Data excerpts =>
<<<<
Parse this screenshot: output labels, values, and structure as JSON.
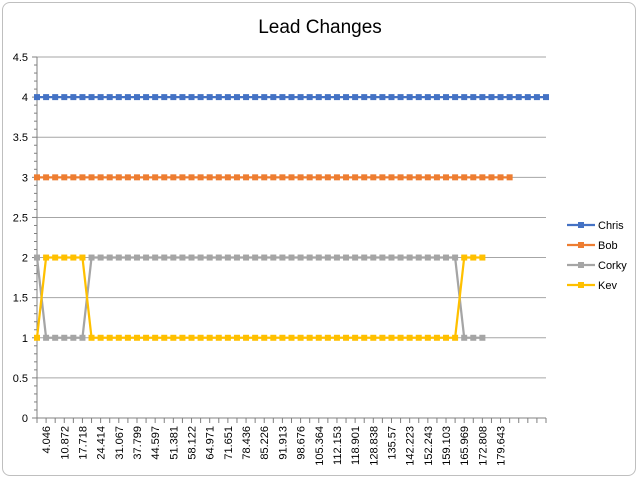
{
  "chart_data": {
    "type": "line",
    "title": "Lead Changes",
    "xlabel": "",
    "ylabel": "",
    "ylim": [
      0,
      4.5
    ],
    "yticks": [
      "0",
      "0.5",
      "1",
      "1.5",
      "2",
      "2.5",
      "3",
      "3.5",
      "4",
      "4.5"
    ],
    "grid": true,
    "legend": "right",
    "categories": [
      "4.046",
      "10.872",
      "17.718",
      "24.414",
      "31.067",
      "37.799",
      "44.597",
      "51.381",
      "58.122",
      "64.971",
      "71.651",
      "78.436",
      "85.226",
      "91.913",
      "98.676",
      "105.364",
      "112.153",
      "118.901",
      "128.838",
      "135.57",
      "142.223",
      "152.243",
      "159.103",
      "165.969",
      "172.808",
      "179.643"
    ],
    "x_point_count": 57,
    "series": [
      {
        "name": "Chris",
        "color": "#4472C4",
        "points": 57,
        "values": [
          {
            "from": 0,
            "to": 56,
            "value": 4
          }
        ]
      },
      {
        "name": "Bob",
        "color": "#ED7D31",
        "points": 53,
        "values": [
          {
            "from": 0,
            "to": 52,
            "value": 3
          }
        ]
      },
      {
        "name": "Corky",
        "color": "#A5A5A5",
        "points": 50,
        "values": [
          {
            "from": 0,
            "to": 0,
            "value": 2
          },
          {
            "from": 1,
            "to": 5,
            "value": 1
          },
          {
            "from": 6,
            "to": 46,
            "value": 2
          },
          {
            "from": 47,
            "to": 49,
            "value": 1
          }
        ]
      },
      {
        "name": "Kev",
        "color": "#FFC000",
        "points": 50,
        "values": [
          {
            "from": 0,
            "to": 0,
            "value": 1
          },
          {
            "from": 1,
            "to": 5,
            "value": 2
          },
          {
            "from": 6,
            "to": 46,
            "value": 1
          },
          {
            "from": 47,
            "to": 49,
            "value": 2
          }
        ]
      }
    ]
  }
}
>>>>
Given task => The lines to collect are those holding the string "points"; copy them all.

Solution to this problem =>
        "points": 57,
        "points": 53,
        "points": 50,
        "points": 50,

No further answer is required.